— START OF EXERCISE DATA —

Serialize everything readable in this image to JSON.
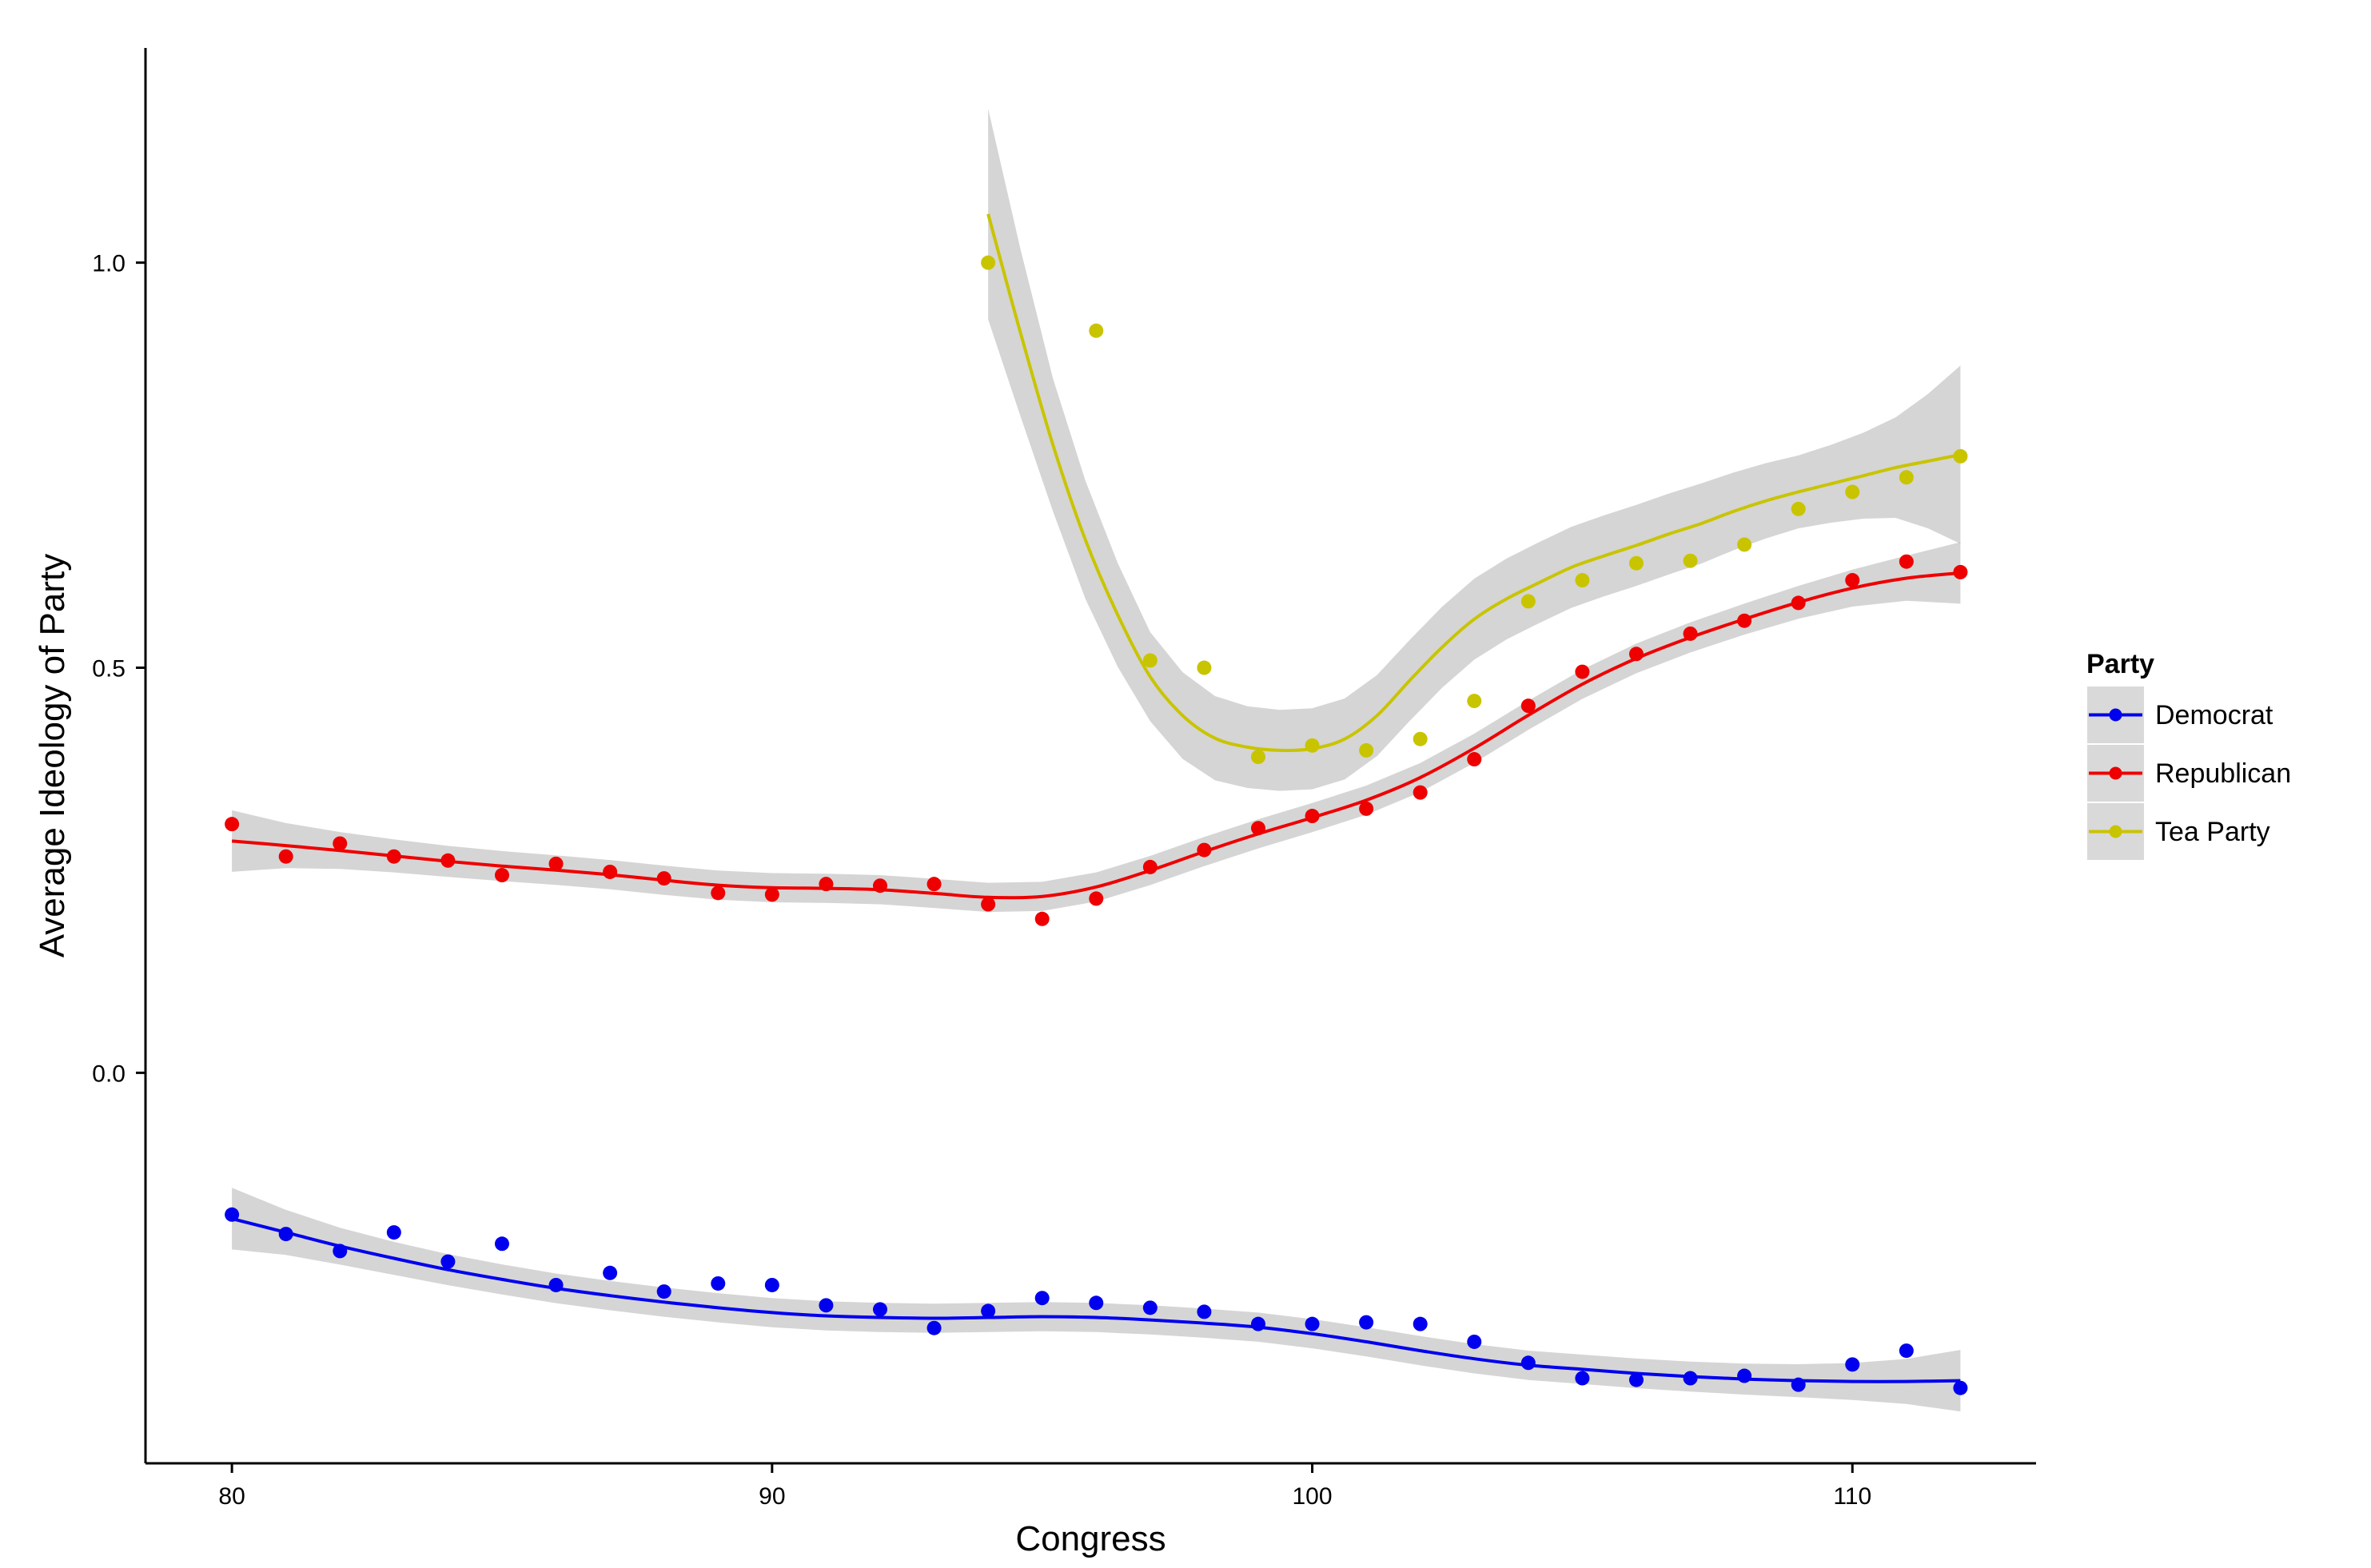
{
  "chart_data": {
    "type": "scatter",
    "xlabel": "Congress",
    "ylabel": "Average Ideology of Party",
    "xlim": [
      78.4,
      113.4
    ],
    "ylim": [
      -0.482,
      1.265
    ],
    "x_ticks": [
      80,
      90,
      100,
      110
    ],
    "y_ticks": [
      0.0,
      0.5,
      1.0
    ],
    "x_tick_labels": [
      "80",
      "90",
      "100",
      "110"
    ],
    "y_tick_labels": [
      "0.0",
      "0.5",
      "1.0"
    ],
    "grid": false,
    "legend": {
      "title": "Party",
      "placement": "right"
    },
    "series": [
      {
        "name": "Democrat",
        "color": "#0000ee",
        "x": [
          80,
          81,
          82,
          83,
          84,
          85,
          86,
          87,
          88,
          89,
          90,
          91,
          92,
          93,
          94,
          95,
          96,
          97,
          98,
          99,
          100,
          101,
          102,
          103,
          104,
          105,
          106,
          107,
          108,
          109,
          110,
          111,
          112
        ],
        "y": [
          -0.175,
          -0.199,
          -0.22,
          -0.197,
          -0.233,
          -0.211,
          -0.262,
          -0.247,
          -0.27,
          -0.26,
          -0.262,
          -0.287,
          -0.292,
          -0.315,
          -0.294,
          -0.278,
          -0.284,
          -0.29,
          -0.295,
          -0.31,
          -0.31,
          -0.308,
          -0.31,
          -0.332,
          -0.358,
          -0.377,
          -0.379,
          -0.377,
          -0.374,
          -0.385,
          -0.36,
          -0.343,
          -0.389
        ],
        "trend": [
          -0.18,
          -0.197,
          -0.214,
          -0.229,
          -0.243,
          -0.255,
          -0.266,
          -0.275,
          -0.283,
          -0.29,
          -0.296,
          -0.3,
          -0.302,
          -0.303,
          -0.302,
          -0.301,
          -0.302,
          -0.305,
          -0.309,
          -0.314,
          -0.322,
          -0.332,
          -0.343,
          -0.353,
          -0.361,
          -0.366,
          -0.371,
          -0.375,
          -0.378,
          -0.38,
          -0.381,
          -0.381,
          -0.38
        ]
      },
      {
        "name": "Republican",
        "color": "#ee0000",
        "x": [
          80,
          81,
          82,
          83,
          84,
          85,
          86,
          87,
          88,
          89,
          90,
          91,
          92,
          93,
          94,
          95,
          96,
          97,
          98,
          99,
          100,
          101,
          102,
          103,
          104,
          105,
          106,
          107,
          108,
          109,
          110,
          111,
          112
        ],
        "y": [
          0.307,
          0.267,
          0.283,
          0.267,
          0.262,
          0.244,
          0.258,
          0.248,
          0.24,
          0.222,
          0.22,
          0.233,
          0.231,
          0.233,
          0.208,
          0.19,
          0.215,
          0.254,
          0.275,
          0.302,
          0.317,
          0.326,
          0.346,
          0.387,
          0.453,
          0.495,
          0.517,
          0.542,
          0.558,
          0.58,
          0.608,
          0.631,
          0.618
        ]
      },
      {
        "name": "Tea Party",
        "color": "#c9c400",
        "x": [
          94,
          96,
          97,
          98,
          99,
          100,
          101,
          102,
          103,
          104,
          105,
          106,
          107,
          108,
          109,
          110,
          111,
          112
        ],
        "y": [
          1.0,
          0.916,
          0.509,
          0.5,
          0.39,
          0.404,
          0.398,
          0.412,
          0.459,
          0.582,
          0.608,
          0.629,
          0.632,
          0.652,
          0.696,
          0.717,
          0.735,
          0.761
        ],
        "trend": [
          1.06,
          0.913,
          0.775,
          0.658,
          0.565,
          0.489,
          0.441,
          0.413,
          0.402,
          0.398,
          0.4,
          0.412,
          0.441,
          0.484,
          0.525,
          0.56,
          0.585,
          0.605,
          0.624,
          0.638,
          0.651,
          0.665,
          0.678,
          0.693,
          0.706,
          0.717,
          0.727,
          0.737,
          0.747,
          0.755,
          0.763
        ]
      }
    ]
  }
}
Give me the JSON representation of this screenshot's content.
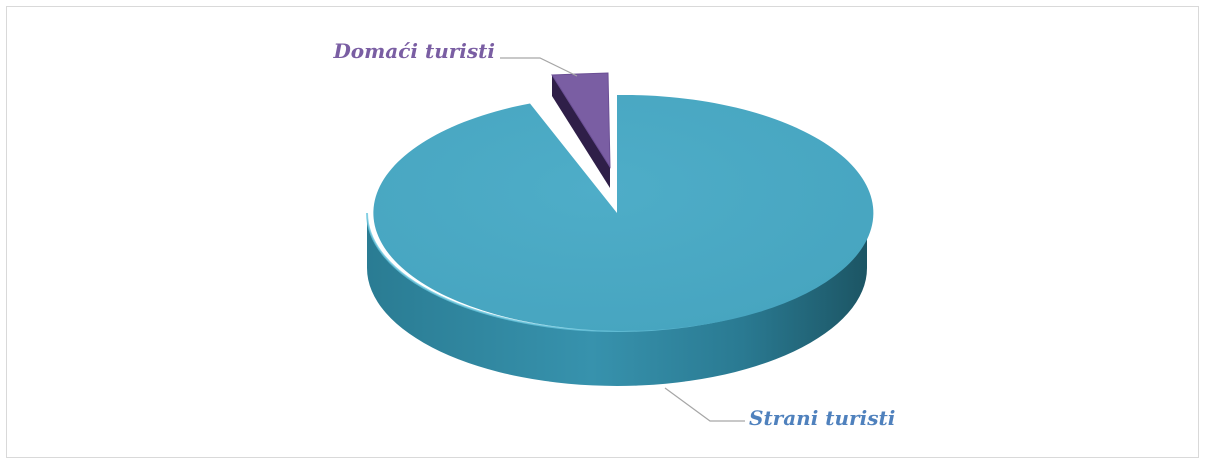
{
  "chart_data": {
    "type": "pie",
    "categories": [
      "Strani turisti",
      "Domaći turisti"
    ],
    "values": [
      96,
      4
    ],
    "colors": [
      "#4aa9c4",
      "#7a5ea3"
    ],
    "legend": "none",
    "exploded": "Domaći turisti"
  }
}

— END OF EXERCISE DATA —

> _STATED EXERCISE_
Reproduce every line precisely as given, omitting all pictures.

> _THE SOLUTION_
Serialize everything readable in this image to JSON.
{
  "chart_data": {
    "type": "scatter",
    "xlabel": "Congress",
    "ylabel": "Average Ideology of Party",
    "xlim": [
      78.4,
      113.4
    ],
    "ylim": [
      -0.482,
      1.265
    ],
    "x_ticks": [
      80,
      90,
      100,
      110
    ],
    "y_ticks": [
      0.0,
      0.5,
      1.0
    ],
    "x_tick_labels": [
      "80",
      "90",
      "100",
      "110"
    ],
    "y_tick_labels": [
      "0.0",
      "0.5",
      "1.0"
    ],
    "grid": false,
    "legend": {
      "title": "Party",
      "placement": "right"
    },
    "series": [
      {
        "name": "Democrat",
        "color": "#0000ee",
        "x": [
          80,
          81,
          82,
          83,
          84,
          85,
          86,
          87,
          88,
          89,
          90,
          91,
          92,
          93,
          94,
          95,
          96,
          97,
          98,
          99,
          100,
          101,
          102,
          103,
          104,
          105,
          106,
          107,
          108,
          109,
          110,
          111,
          112
        ],
        "y": [
          -0.175,
          -0.199,
          -0.22,
          -0.197,
          -0.233,
          -0.211,
          -0.262,
          -0.247,
          -0.27,
          -0.26,
          -0.262,
          -0.287,
          -0.292,
          -0.315,
          -0.294,
          -0.278,
          -0.284,
          -0.29,
          -0.295,
          -0.31,
          -0.31,
          -0.308,
          -0.31,
          -0.332,
          -0.358,
          -0.377,
          -0.379,
          -0.377,
          -0.374,
          -0.385,
          -0.36,
          -0.343,
          -0.389
        ],
        "trend": [
          -0.18,
          -0.197,
          -0.214,
          -0.229,
          -0.243,
          -0.255,
          -0.266,
          -0.275,
          -0.283,
          -0.29,
          -0.296,
          -0.3,
          -0.302,
          -0.303,
          -0.302,
          -0.301,
          -0.302,
          -0.305,
          -0.309,
          -0.314,
          -0.322,
          -0.332,
          -0.343,
          -0.353,
          -0.361,
          -0.366,
          -0.371,
          -0.375,
          -0.378,
          -0.38,
          -0.381,
          -0.381,
          -0.38
        ]
      },
      {
        "name": "Republican",
        "color": "#ee0000",
        "x": [
          80,
          81,
          82,
          83,
          84,
          85,
          86,
          87,
          88,
          89,
          90,
          91,
          92,
          93,
          94,
          95,
          96,
          97,
          98,
          99,
          100,
          101,
          102,
          103,
          104,
          105,
          106,
          107,
          108,
          109,
          110,
          111,
          112
        ],
        "y": [
          0.307,
          0.267,
          0.283,
          0.267,
          0.262,
          0.244,
          0.258,
          0.248,
          0.24,
          0.222,
          0.22,
          0.233,
          0.231,
          0.233,
          0.208,
          0.19,
          0.215,
          0.254,
          0.275,
          0.302,
          0.317,
          0.326,
          0.346,
          0.387,
          0.453,
          0.495,
          0.517,
          0.542,
          0.558,
          0.58,
          0.608,
          0.631,
          0.618
        ]
      },
      {
        "name": "Tea Party",
        "color": "#c9c400",
        "x": [
          94,
          96,
          97,
          98,
          99,
          100,
          101,
          102,
          103,
          104,
          105,
          106,
          107,
          108,
          109,
          110,
          111,
          112
        ],
        "y": [
          1.0,
          0.916,
          0.509,
          0.5,
          0.39,
          0.404,
          0.398,
          0.412,
          0.459,
          0.582,
          0.608,
          0.629,
          0.632,
          0.652,
          0.696,
          0.717,
          0.735,
          0.761
        ],
        "trend": [
          1.06,
          0.913,
          0.775,
          0.658,
          0.565,
          0.489,
          0.441,
          0.413,
          0.402,
          0.398,
          0.4,
          0.412,
          0.441,
          0.484,
          0.525,
          0.56,
          0.585,
          0.605,
          0.624,
          0.638,
          0.651,
          0.665,
          0.678,
          0.693,
          0.706,
          0.717,
          0.727,
          0.737,
          0.747,
          0.755,
          0.763
        ]
      }
    ]
  }
}
Give me the JSON representation of this screenshot's content.
{
  "chart_data": {
    "type": "pie",
    "categories": [
      "Strani turisti",
      "Domaći turisti"
    ],
    "values": [
      96,
      4
    ],
    "colors": [
      "#4aa9c4",
      "#7a5ea3"
    ],
    "legend": "none",
    "exploded": "Domaći turisti"
  }
}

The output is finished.